List all lines of the data that include the string "Test".

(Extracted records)
'''
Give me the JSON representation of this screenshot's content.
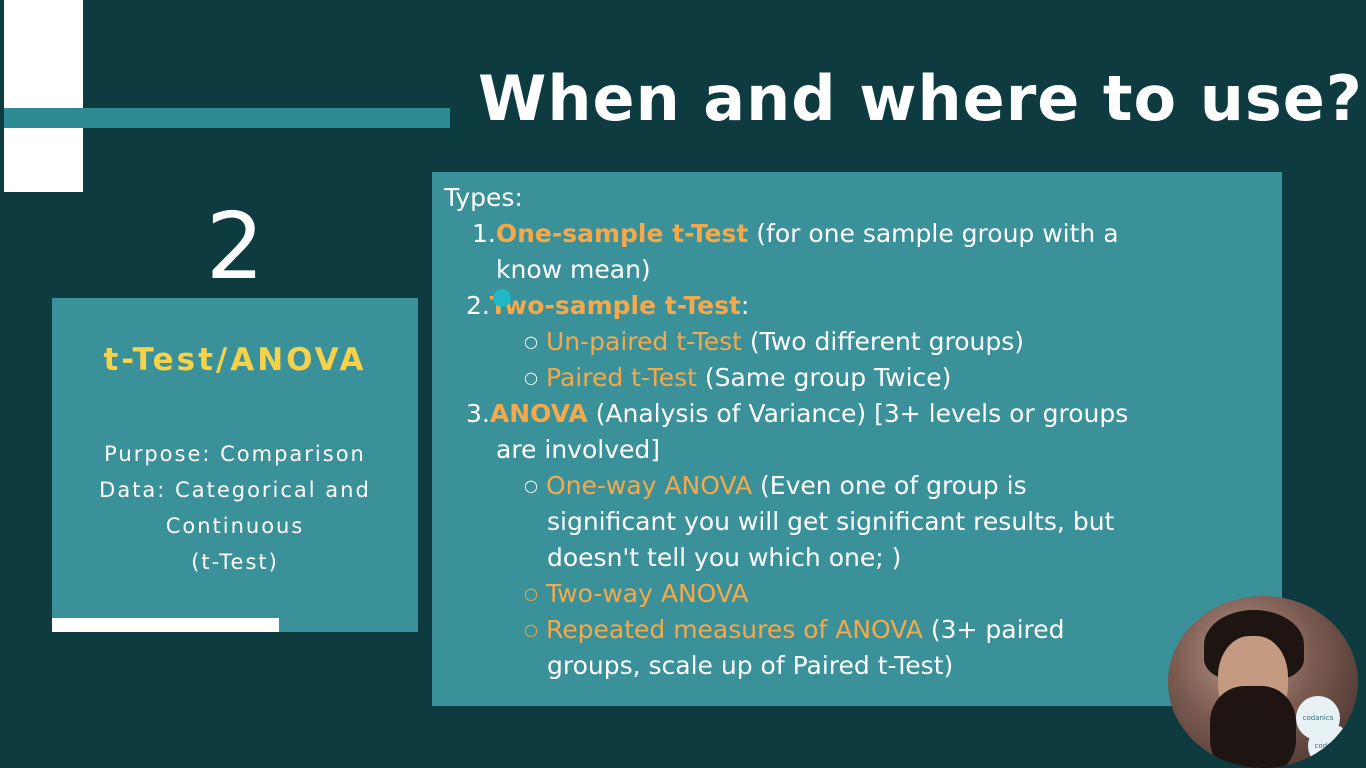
{
  "slide": {
    "title": "When and where to use?",
    "number": "2"
  },
  "card": {
    "heading": "t-Test/ANOVA",
    "lines": [
      "Purpose: Comparison",
      "Data: Categorical and",
      "Continuous",
      "(t-Test)"
    ]
  },
  "content": {
    "types_label": "Types:",
    "item1": {
      "num": "1.",
      "name": "One-sample t-Test",
      "desc": " (for one sample group with a",
      "desc2": "know mean)"
    },
    "item2": {
      "num": "2.",
      "name": "Two-sample t-Test",
      "colon": ":",
      "subs": [
        {
          "name": "Un-paired t-Test",
          "desc": " (Two different groups)"
        },
        {
          "name": "Paired t-Test",
          "desc": " (Same group Twice)"
        }
      ]
    },
    "item3": {
      "num": "3.",
      "name": "ANOVA",
      "desc": " (Analysis of Variance) [3+ levels or groups",
      "desc2": "are involved]",
      "subs": [
        {
          "name": "One-way ANOVA",
          "desc": " (Even one of group is",
          "desc2": "significant you will get significant results, but",
          "desc3": "doesn't tell you which one; )"
        },
        {
          "name": "Two-way ANOVA"
        },
        {
          "name": "Repeated measures of ANOVA",
          "desc": " (3+ paired",
          "desc2": "groups, scale up of Paired t-Test)"
        }
      ]
    },
    "bullet_char": "○"
  },
  "webcam": {
    "badge_text_1": "codanics",
    "badge_text_2": "codanics"
  },
  "colors": {
    "background": "#0d3b40",
    "panel": "#3a919a",
    "highlight": "#f5a94a",
    "heading_yellow": "#f5d24a"
  }
}
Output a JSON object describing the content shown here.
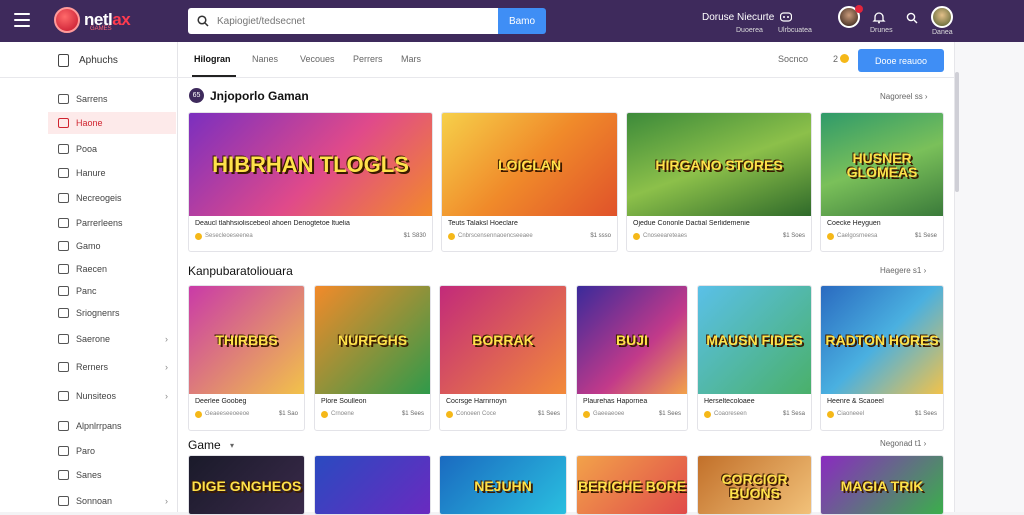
{
  "header": {
    "logo_text_1": "netl",
    "logo_text_2": "ax",
    "logo_sub": "GAMES",
    "search_placeholder": "Kapiogiet/tedsecnet",
    "search_button": "Bamo",
    "right_title": "Doruse Niecurte",
    "right_sub": "Duoerea",
    "right_sub2": "Ulrbcuatea",
    "right_sub3": "Drunes",
    "right_sub4": "Danea"
  },
  "sidebar": {
    "head": "Aphuchs",
    "items": [
      {
        "label": "Sarrens",
        "icon": "home-icon",
        "chev": ""
      },
      {
        "label": "Haone",
        "icon": "fire-icon",
        "chev": ""
      },
      {
        "label": "Pooa",
        "icon": "star-icon",
        "chev": ""
      },
      {
        "label": "Hanure",
        "icon": "clock-icon",
        "chev": ""
      },
      {
        "label": "Necreogeis",
        "icon": "list-icon",
        "chev": ""
      },
      {
        "label": "Parrerleens",
        "icon": "puzzle-icon",
        "chev": ""
      },
      {
        "label": "Gamo",
        "icon": "gamepad-icon",
        "chev": ""
      },
      {
        "label": "Raecen",
        "icon": "trophy-icon",
        "chev": ""
      },
      {
        "label": "Panc",
        "icon": "card-icon",
        "chev": ""
      },
      {
        "label": "Sriognenrs",
        "icon": "grid-icon",
        "chev": ""
      },
      {
        "label": "Saerone",
        "icon": "tag-icon",
        "chev": "›"
      },
      {
        "label": "Rerners",
        "icon": "users-icon",
        "chev": "›"
      },
      {
        "label": "Nunsiteos",
        "icon": "chat-icon",
        "chev": "›"
      },
      {
        "label": "Alpnlrrpans",
        "icon": "map-icon",
        "chev": ""
      },
      {
        "label": "Paro",
        "icon": "box-icon",
        "chev": ""
      },
      {
        "label": "Sanes",
        "icon": "folder-icon",
        "chev": ""
      },
      {
        "label": "Sonnoan",
        "icon": "globe-icon",
        "chev": "›"
      }
    ]
  },
  "tabs": [
    "Hilogran",
    "Nanes",
    "Vecoues",
    "Perrers",
    "Mars"
  ],
  "tabs_right": {
    "label": "Socnco",
    "count": "2"
  },
  "blue_button": "Dooe reauoo",
  "section1": {
    "title": "Jnjoporlo Gaman",
    "more": "Nagoreel ss ›"
  },
  "section2": {
    "title": "Kanpubaratoliouara",
    "more": "Haegere s1 ›"
  },
  "section3": {
    "title": "Game",
    "more": "Negonad t1 ›"
  },
  "row1": [
    {
      "art": "HIBRHAN TLOGLS",
      "t1": "Deaucl tlahhsioliscebeol ahoen Denogtetoe ltuelia",
      "t2": "Sesecleoeseenea",
      "t3": "$1 S830"
    },
    {
      "art": "LOIGLAN",
      "t1": "Teuts Talaksl Hoeclare",
      "t2": "Cnbrscensennaoencseeaee",
      "t3": "$1 ssso"
    },
    {
      "art": "HIRGANO STORES",
      "t1": "Ojedue Cononle Dactial Serlidemenie",
      "t2": "Cnoseeareteaes",
      "t3": "$1 Soes"
    },
    {
      "art": "HUSNER GLOMEAS",
      "t1": "Coecke Heyguen",
      "t2": "Caelgosrneesa",
      "t3": "$1 Sese"
    }
  ],
  "row2": [
    {
      "art": "THIRBBS",
      "t1": "Deerlee Goobeg",
      "t2": "Geaeeseeoeeoe",
      "t3": "$1 Sao"
    },
    {
      "art": "NURFGHS",
      "t1": "Plore Soulleon",
      "t2": "Crnoene",
      "t3": "$1 Sees"
    },
    {
      "art": "BORRAK",
      "t1": "Cocrsge Harnrnoyn",
      "t2": "Conoeen Coce",
      "t3": "$1 Sees"
    },
    {
      "art": "BUJI",
      "t1": "Plaurehas Hapornea",
      "t2": "Gaeeaeoee",
      "t3": "$1 Sees"
    },
    {
      "art": "MAUSN FIDES",
      "t1": "Herseltecoloaee",
      "t2": "Coaoreseen",
      "t3": "$1 Sesa"
    },
    {
      "art": "RADTON HORES",
      "t1": "Heenre & Scaoeel",
      "t2": "Ciaoneeel",
      "t3": "$1 Sees"
    }
  ],
  "row3": [
    {
      "art": "DIGE GNGHEOS"
    },
    {
      "art": ""
    },
    {
      "art": "NEJUHN"
    },
    {
      "art": "BERIGHE BORE"
    },
    {
      "art": "CORCIOR BUONS"
    },
    {
      "art": "MAGIA TRIK"
    }
  ],
  "colors": {
    "header": "#3e2a5c",
    "accent": "#3f8ef5",
    "active": "#d0242f"
  }
}
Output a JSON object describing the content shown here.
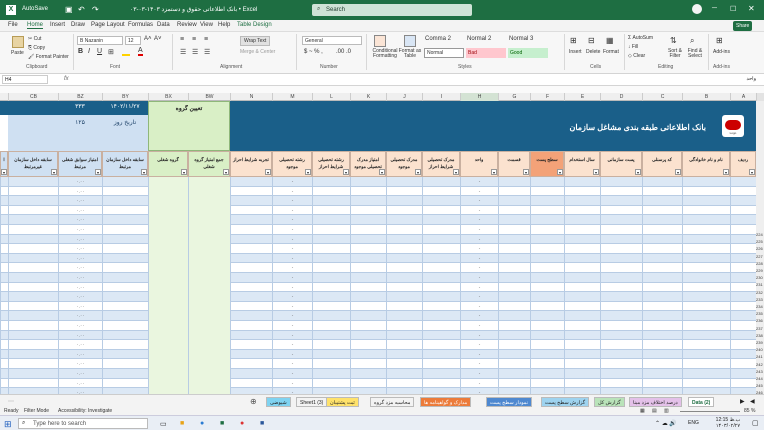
'''
Exercise result ->
    "heading": "t-Test/ANOVA",
      "(t-Test)"
      "name": "One-sample t-Test",
      "name": "Two-sample t-Test",
          "name": "Un-paired t-Test",
          "name": "Paired t-Test",
          "desc2": "groups, scale up of Paired t-Test)"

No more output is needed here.